Exercise materials →
▽
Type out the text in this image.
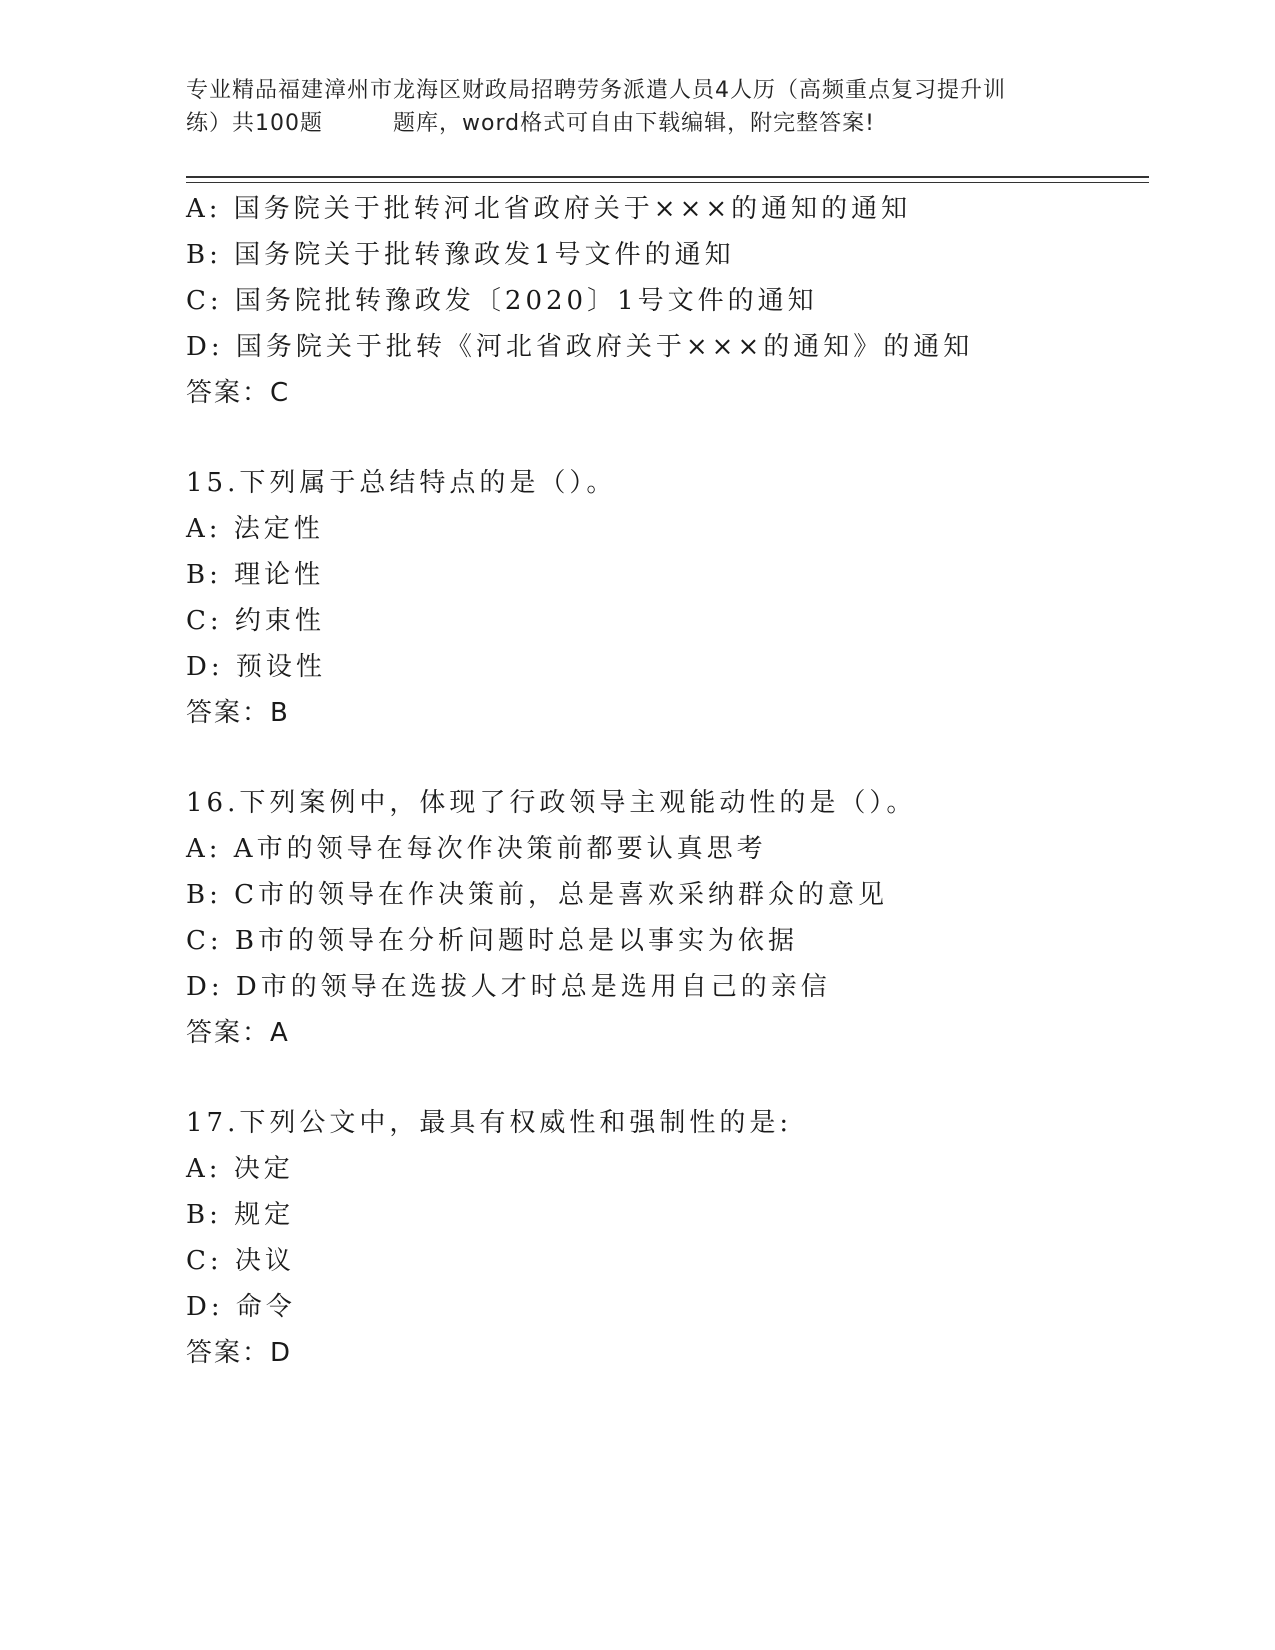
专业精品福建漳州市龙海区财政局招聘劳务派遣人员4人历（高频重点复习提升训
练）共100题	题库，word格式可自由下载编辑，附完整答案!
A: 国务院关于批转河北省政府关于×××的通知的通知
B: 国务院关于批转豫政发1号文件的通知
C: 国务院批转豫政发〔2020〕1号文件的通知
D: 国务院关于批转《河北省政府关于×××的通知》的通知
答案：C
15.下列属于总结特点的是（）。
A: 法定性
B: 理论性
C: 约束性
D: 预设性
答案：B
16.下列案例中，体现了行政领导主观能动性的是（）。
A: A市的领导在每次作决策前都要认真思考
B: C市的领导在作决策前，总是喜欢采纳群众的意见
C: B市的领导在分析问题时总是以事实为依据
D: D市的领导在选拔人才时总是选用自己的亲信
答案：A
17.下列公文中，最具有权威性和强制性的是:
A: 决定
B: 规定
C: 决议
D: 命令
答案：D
△
▽
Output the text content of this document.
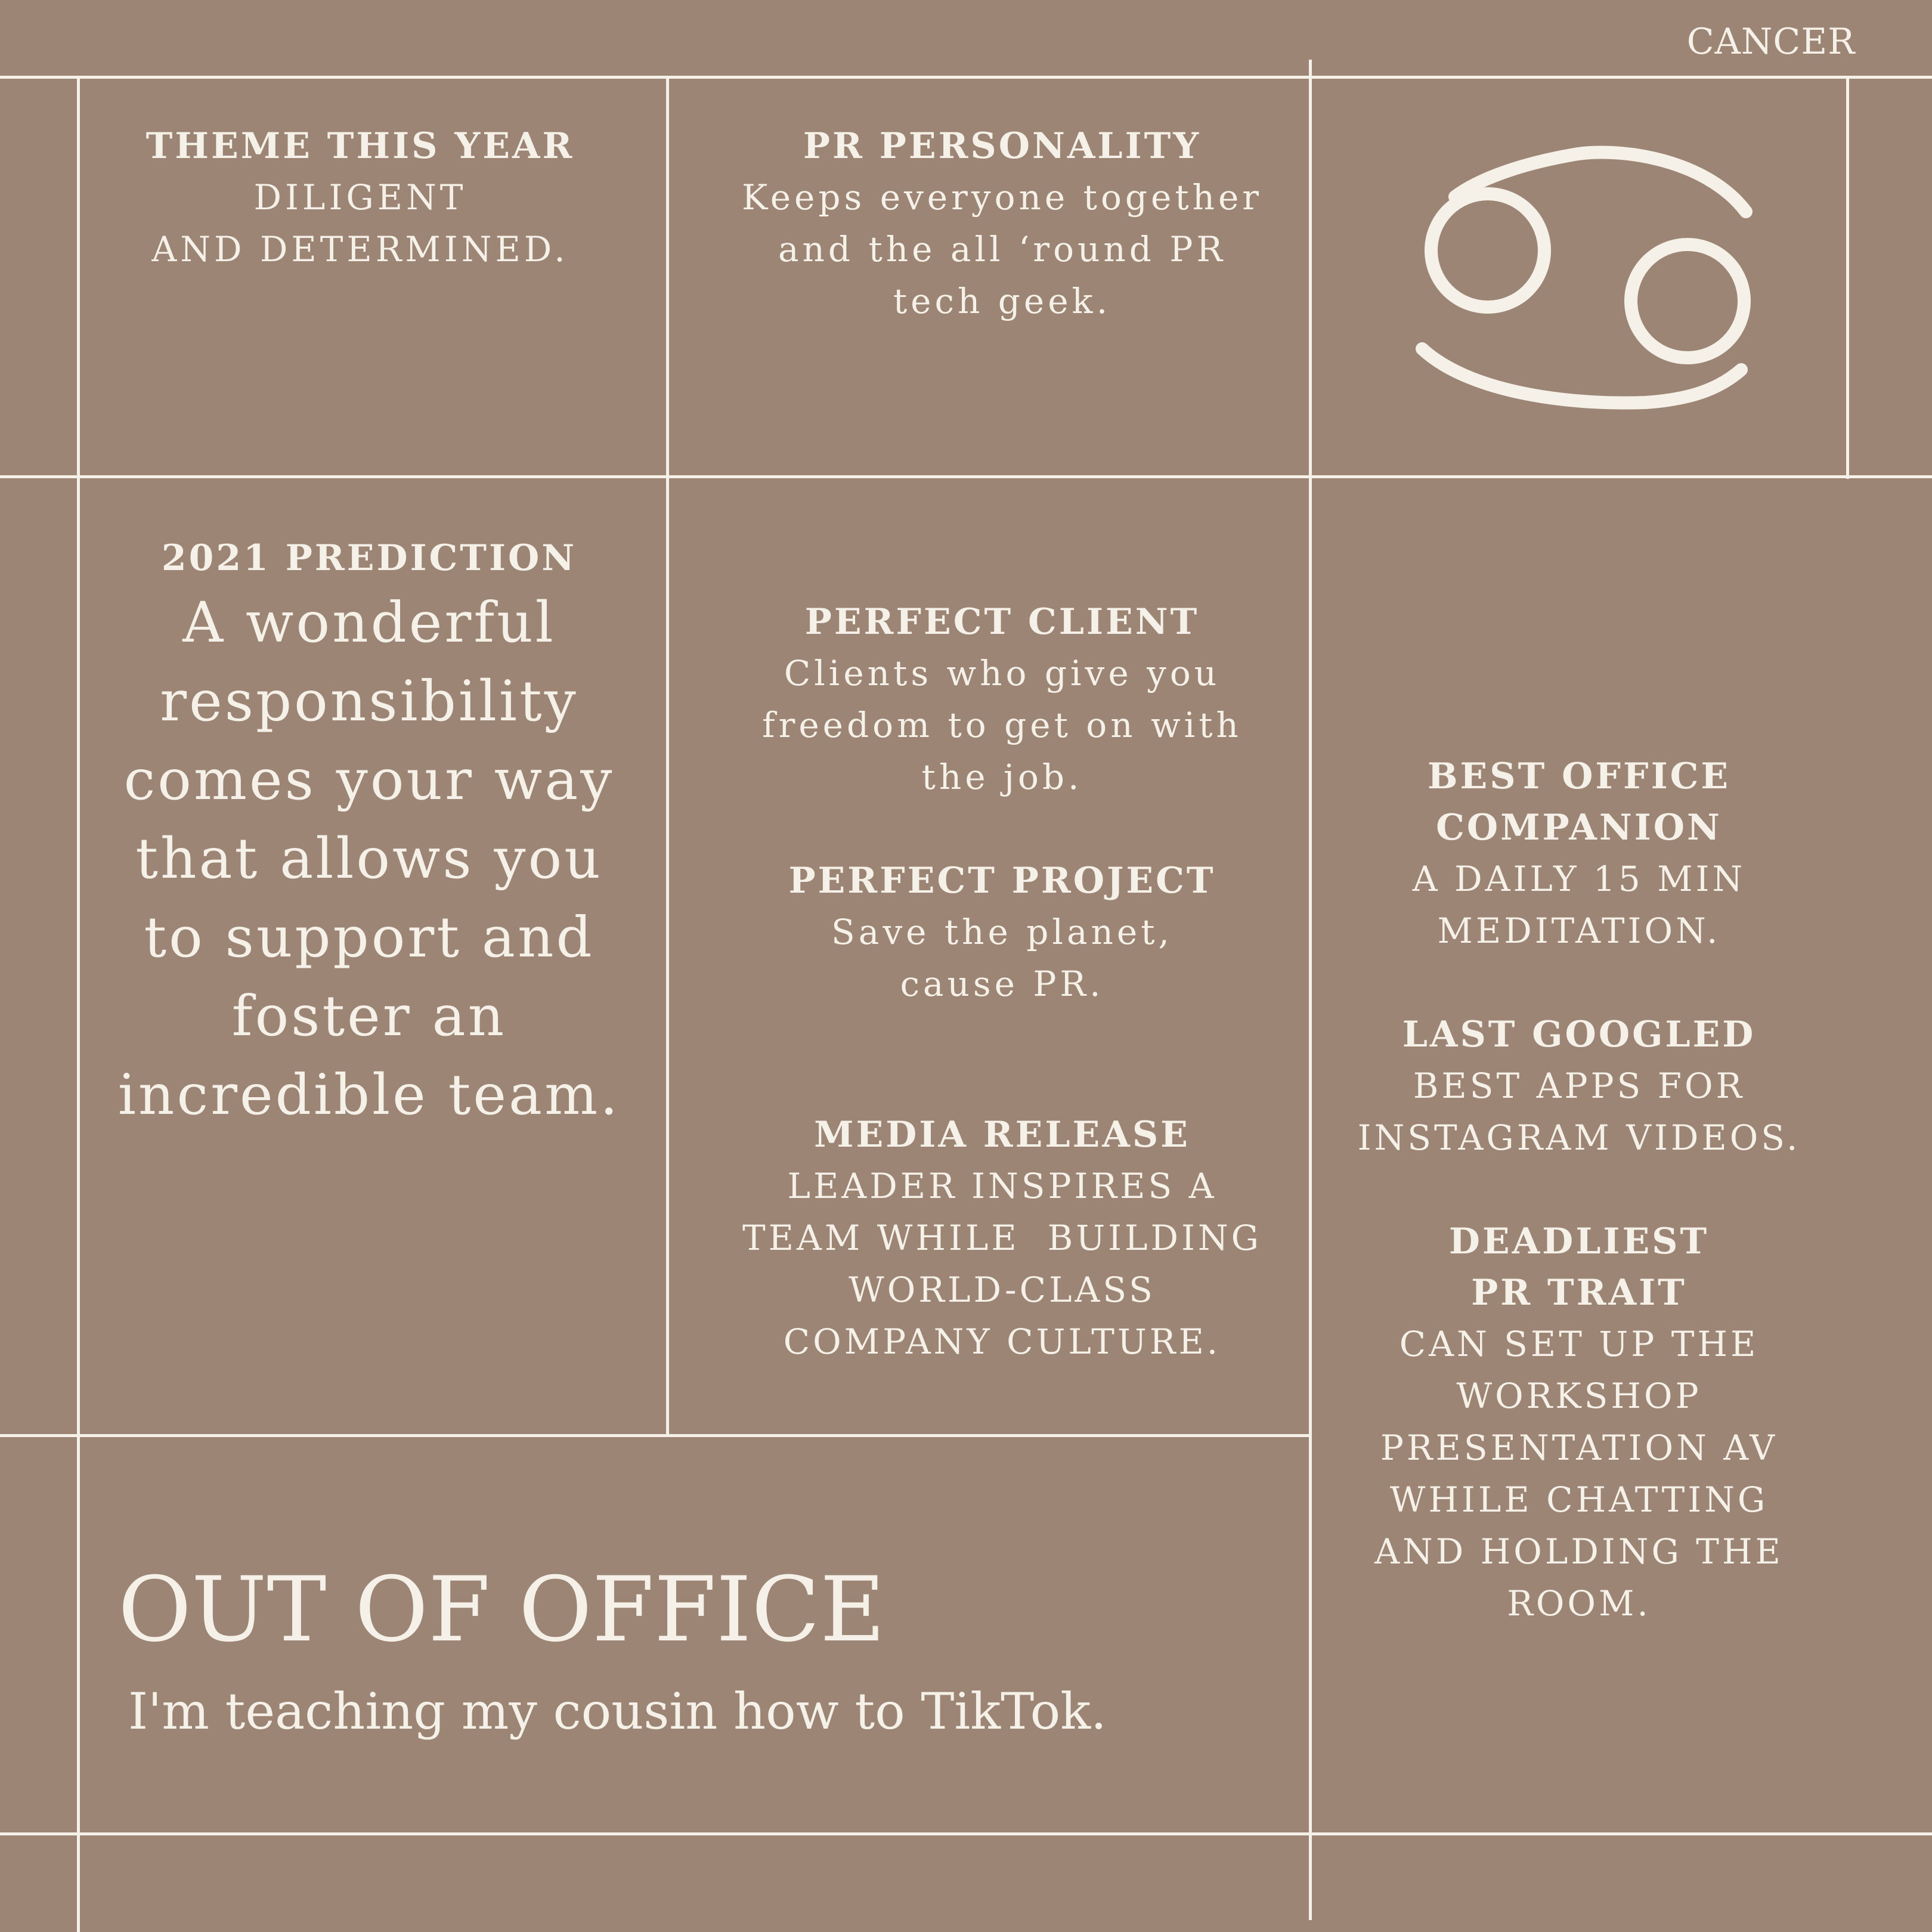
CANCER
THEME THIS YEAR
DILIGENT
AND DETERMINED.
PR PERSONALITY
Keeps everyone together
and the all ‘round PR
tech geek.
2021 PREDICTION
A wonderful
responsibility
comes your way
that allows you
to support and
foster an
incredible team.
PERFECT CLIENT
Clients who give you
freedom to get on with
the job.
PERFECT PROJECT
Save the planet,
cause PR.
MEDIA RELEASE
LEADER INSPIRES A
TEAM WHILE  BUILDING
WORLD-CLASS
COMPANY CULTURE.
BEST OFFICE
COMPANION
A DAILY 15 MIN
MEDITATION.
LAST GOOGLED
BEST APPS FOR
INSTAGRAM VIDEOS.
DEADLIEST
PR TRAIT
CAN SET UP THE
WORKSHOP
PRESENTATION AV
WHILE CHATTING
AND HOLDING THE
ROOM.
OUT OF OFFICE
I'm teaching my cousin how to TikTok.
△
▽
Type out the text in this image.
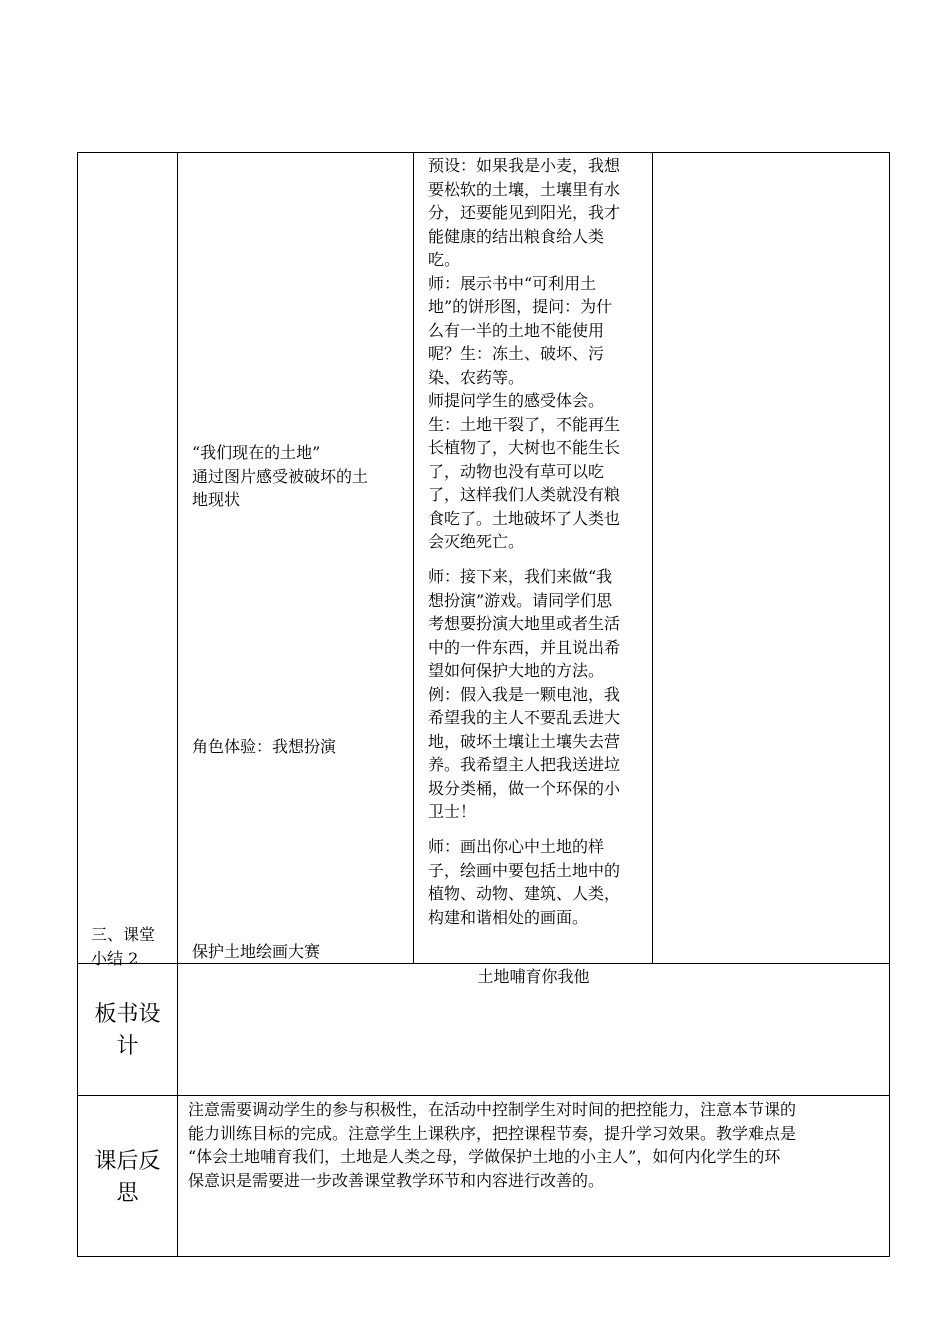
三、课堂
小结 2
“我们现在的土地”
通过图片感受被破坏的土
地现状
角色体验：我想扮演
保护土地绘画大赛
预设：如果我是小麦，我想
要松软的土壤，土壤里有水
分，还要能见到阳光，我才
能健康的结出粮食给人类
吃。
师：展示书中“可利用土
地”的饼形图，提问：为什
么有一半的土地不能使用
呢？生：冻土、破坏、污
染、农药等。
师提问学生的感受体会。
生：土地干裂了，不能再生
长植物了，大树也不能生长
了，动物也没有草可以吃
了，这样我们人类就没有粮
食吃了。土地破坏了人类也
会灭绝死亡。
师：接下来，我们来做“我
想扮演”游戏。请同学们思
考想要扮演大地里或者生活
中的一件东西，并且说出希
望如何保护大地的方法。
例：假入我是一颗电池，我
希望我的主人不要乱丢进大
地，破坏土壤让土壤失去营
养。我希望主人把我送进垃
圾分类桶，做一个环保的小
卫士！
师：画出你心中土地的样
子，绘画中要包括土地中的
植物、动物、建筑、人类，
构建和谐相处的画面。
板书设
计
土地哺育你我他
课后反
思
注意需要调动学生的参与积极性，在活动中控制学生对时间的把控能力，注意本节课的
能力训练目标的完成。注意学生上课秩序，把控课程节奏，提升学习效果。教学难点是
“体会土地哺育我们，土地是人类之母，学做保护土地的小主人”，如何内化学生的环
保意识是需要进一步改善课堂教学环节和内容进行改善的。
△
Exercise prompt →
Give only the count of lines in the data that include the string "WHILE".

Exercise solution →
2